◆ **TRECHO PARA LEITURA**:

------------------------------------------------------------------------

O conceito de empresa, segundo a teoria microeconômica neoclássica, se configura pela unidade econômica cujo objetivo é alocar os fatores de produção de modo racional, visando a maximização dos resultados (sejam eles financeiros, lucrativos ou não).
Contudo, a empresa deve ser analisada não apenas numa perspectiva econômica, mas também social, posto que, ao organizar os fatores de produção, capital, trabalho e matéria-prima para a realização de uma atividade, a empresa gera benefícios sociais ao se tornar uma fonte produtora de bens, serviços, empregos, tributos e renda, além de impulsionar avanços tecnológicos e desenvolvimento regional.
As empresas ocupam, na atualidade, relevante papel no cenário econômico, social e político pelo fato de proporcionarem desenvolvimento e progresso ao país por meio da produção e circulação de riquezas num contexto de economia globalizada, formando um vínculo indissociável de promoção de bem-estar a toda a coletividade.
Ao se considerar a ordem econômica base do desenvolvimento do país, as empresas constituem um dos seus pilares. Daí decorre a importância das empresas, sua função social e, consequentemente, a necessidade da preservação de sua atividade.
Contudo, a atividade empresarial é, por sua natureza, uma atividade de risco. Isso não significa que a empresa deve ser gerida sem o devido conhecimento, mapeamento, mensuração e o desenvolvimento de ações estratégicas voltadas para a gestão dos riscos empresariais, inclusive jurídicos. Quando as partes contrárias se enfrentam no Poder Judiciário, o embate, além de desgastante para os dois lados, costuma culminar em um significativo débito nas suas finanças, podendo comprometer a sua sobrevivência e o alcance dos seus objetivos empresariais. Assim, pressupõe-se a necessidade da adoção de um sistema de gestão de riscos jurídicos corporativos eficaz, com a implementação de estratégias capazes de aprimorar as relações jurídicas, permitir a realização dos objetivos empresariais (preferencialmente sem litígios e sem processos judiciais para dirimi-los), antecipar falhas, mitigar o contencioso, as contingências e o passivo já existentes, além de identificar oportunidades e vantagens competitivas no âmbito empresarial. O foco desta obra constitui, exatamente, a análise de como esse risco jurídico corporativo pode ser identificado, mensurado, controlado, mitigado e, quando possível, eliminado.

------------------------------------------------------------------------

◆ **EXERCÍCIO ESCRITO A**: No trecho sobre o conceito de empresa, reproduza a parte que se inicia com as palavras "O conceito de" e termina com "e desenvolvimento regional.", substituindo "fatores de produção" por "meios de produção".

◆ **DADOS EXTRAÍDOS**:
------------------------------------------------------------------------

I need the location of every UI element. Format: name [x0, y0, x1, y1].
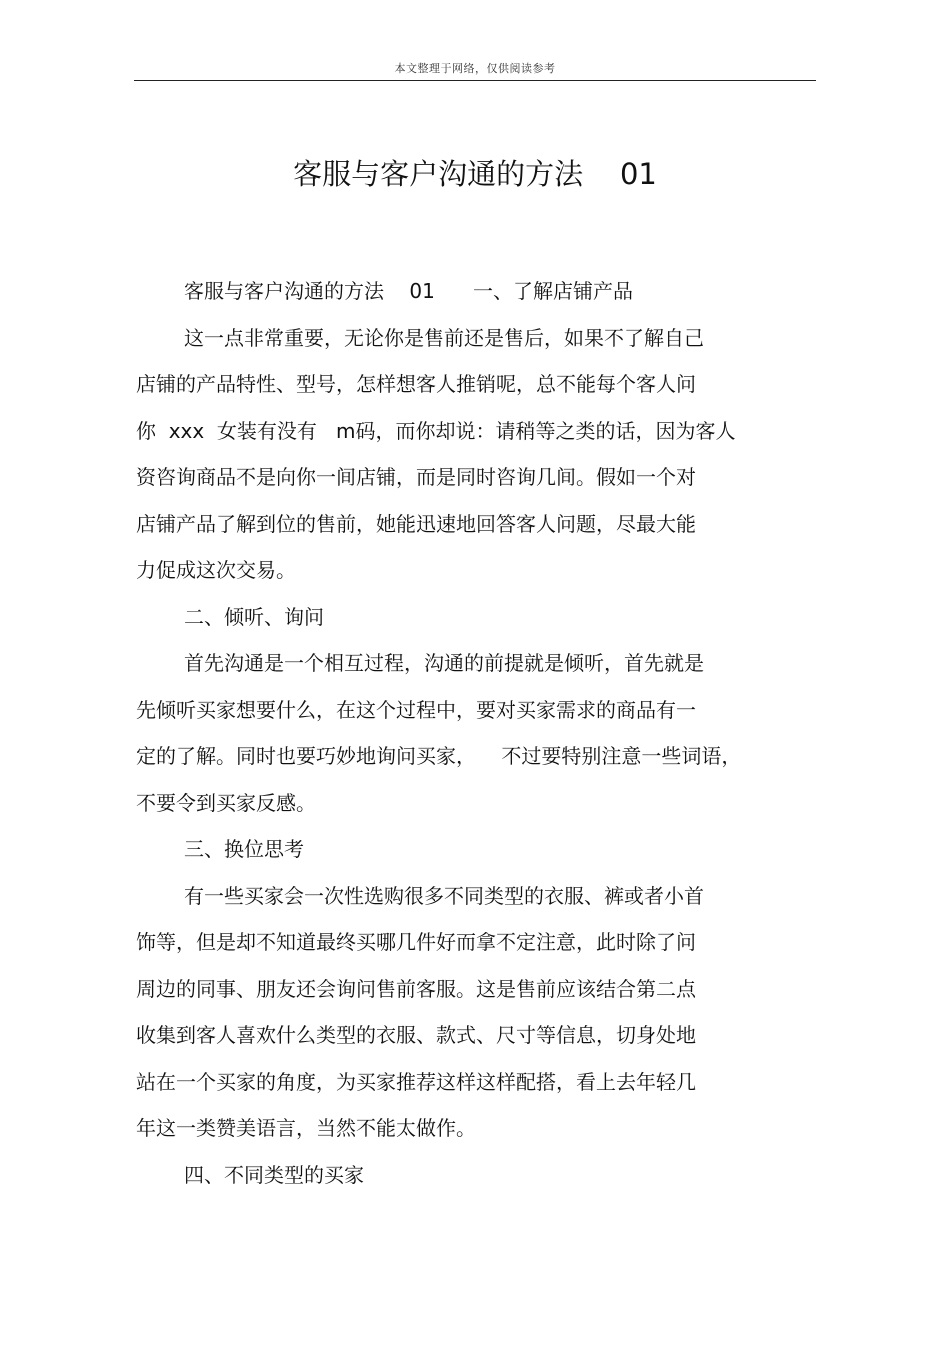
- paragraph-line: 你 xxx 女装有没有 m码，而你却说：请稍等之类的话，因为客人: [136, 418, 736, 443]
- paragraph-line: 收集到客人喜欢什么类型的衣服、款式、尺寸等信息，切身处地: [136, 1023, 696, 1047]
- section-heading-3: 三、换位思考: [184, 837, 304, 861]
- section-heading-4: 四、不同类型的买家: [184, 1162, 364, 1187]
- paragraph-line: 不要令到买家反感。: [136, 790, 316, 815]
- paragraph-line: 资咨询商品不是向你一间店铺，而是同时咨询几间。假如一个对: [136, 465, 696, 489]
- paragraph-line: 先倾听买家想要什么，在这个过程中，要对买家需求的商品有一: [136, 697, 696, 722]
- header-note: 本文整理于网络，仅供阅读参考: [394, 62, 556, 75]
- paragraph-line: 年这一类赞美语言，当然不能太做作。: [136, 1116, 476, 1140]
- paragraph-line: 店铺产品了解到位的售前，她能迅速地回答客人问题，尽最大能: [136, 511, 696, 536]
- section-heading-1: 客服与客户沟通的方法 01 一、了解店铺产品: [184, 279, 634, 303]
- paragraph-line: 力促成这次交易。: [136, 558, 296, 582]
- paragraph-line: 饰等，但是却不知道最终买哪几件好而拿不定注意，此时除了问: [136, 930, 696, 954]
- paragraph-line: 定的了解。同时也要巧妙地询问买家， 不过要特别注意一些词语，: [136, 744, 742, 768]
- paragraph-line: 首先沟通是一个相互过程，沟通的前提就是倾听，首先就是: [184, 651, 704, 675]
- paragraph-line: 有一些买家会一次性选购很多不同类型的衣服、裤或者小首: [184, 883, 704, 908]
- paragraph-line: 站在一个买家的角度，为买家推荐这样这样配搭，看上去年轻几: [136, 1069, 696, 1094]
- paragraph-line: 这一点非常重要，无论你是售前还是售后，如果不了解自己: [184, 325, 704, 350]
- paragraph-line: 店铺的产品特性、型号，怎样想客人推销呢，总不能每个客人问: [136, 372, 696, 396]
- document-title: 客服与客户沟通的方法 01: [293, 157, 657, 191]
- paragraph-line: 周边的同事、朋友还会询问售前客服。这是售前应该结合第二点: [136, 976, 696, 1001]
- header-divider: [134, 80, 816, 81]
- section-heading-2: 二、倾听、询问: [184, 604, 324, 629]
- document-body: [136, 268, 796, 1198]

------------------------------------------------------------------------

◆ **EXERCÍCIO ESCRITO B**: Reescreva como tabela Markdown, com as colunas "n" e "Linha", as linhas do Bloco 1 que vão da linha que contém "- paragraph-line: 你" até o final do bloco, ambas incluídas e sem as linhas em branco.

◆ **RESPOSTA COMPLETA A**:
O conceito de empresa, segundo a teoria microeconômica neoclássica, se configura pela unidade econômica cujo objetivo é alocar os meios de produção de modo racional, visando a maximização dos resultados (sejam eles financeiros, lucrativos ou não).
Contudo, a empresa deve ser analisada não apenas numa perspectiva econômica, mas também social, posto que, ao organizar os meios de produção, capital, trabalho e matéria-prima para a realização de uma atividade, a empresa gera benefícios sociais ao se tornar uma fonte produtora de bens, serviços, empregos, tributos e renda, além de impulsionar avanços tecnológicos e desenvolvimento regional.

◆ **RESPOSTA COMPLETA B**:
| n | Linha |
|---|---|
| 1 | - paragraph-line: 你 xxx 女装有没有 m码，而你却说：请稍等之类的话，因为客人: [136, 418, 736, 443] |
| 2 | - paragraph-line: 收集到客人喜欢什么类型的衣服、款式、尺寸等信息，切身处地: [136, 1023, 696, 1047] |
| 3 | - section-heading-3: 三、换位思考: [184, 837, 304, 861] |
| 4 | - section-heading-4: 四、不同类型的买家: [184, 1162, 364, 1187] |
| 5 | - paragraph-line: 不要令到买家反感。: [136, 790, 316, 815] |
| 6 | - paragraph-line: 资咨询商品不是向你一间店铺，而是同时咨询几间。假如一个对: [136, 465, 696, 489] |
| 7 | - paragraph-line: 先倾听买家想要什么，在这个过程中，要对买家需求的商品有一: [136, 697, 696, 722] |
| 8 | - header-note: 本文整理于网络，仅供阅读参考: [394, 62, 556, 75] |
| 9 | - paragraph-line: 年这一类赞美语言，当然不能太做作。: [136, 1116, 476, 1140] |
| 10 | - paragraph-line: 店铺产品了解到位的售前，她能迅速地回答客人问题，尽最大能: [136, 511, 696, 536] |
| 11 | - section-heading-1: 客服与客户沟通的方法 01 一、了解店铺产品: [184, 279, 634, 303] |
| 12 | - paragraph-line: 力促成这次交易。: [136, 558, 296, 582] |
| 13 | - paragraph-line: 饰等，但是却不知道最终买哪几件好而拿不定注意，此时除了问: [136, 930, 696, 954] |
| 14 | - paragraph-line: 定的了解。同时也要巧妙地询问买家， 不过要特别注意一些词语，: [136, 744, 742, 768] |
| 15 | - paragraph-line: 首先沟通是一个相互过程，沟通的前提就是倾听，首先就是: [184, 651, 704, 675] |
| 16 | - paragraph-line: 有一些买家会一次性选购很多不同类型的衣服、裤或者小首: [184, 883, 704, 908] |
| 17 | - paragraph-line: 站在一个买家的角度，为买家推荐这样这样配搭，看上去年轻几: [136, 1069, 696, 1094] |
| 18 | - paragraph-line: 这一点非常重要，无论你是售前还是售后，如果不了解自己: [184, 325, 704, 350] |
| 19 | - paragraph-line: 店铺的产品特性、型号，怎样想客人推销呢，总不能每个客人问: [136, 372, 696, 396] |
| 20 | - document-title: 客服与客户沟通的方法 01: [293, 157, 657, 191] |
| 21 | - paragraph-line: 周边的同事、朋友还会询问售前客服。这是售前应该结合第二点: [136, 976, 696, 1001] |
| 22 | - header-divider: [134, 80, 816, 81] |
| 23 | - section-heading-2: 二、倾听、询问: [184, 604, 324, 629] |
| 24 | - document-body: [136, 268, 796, 1198] |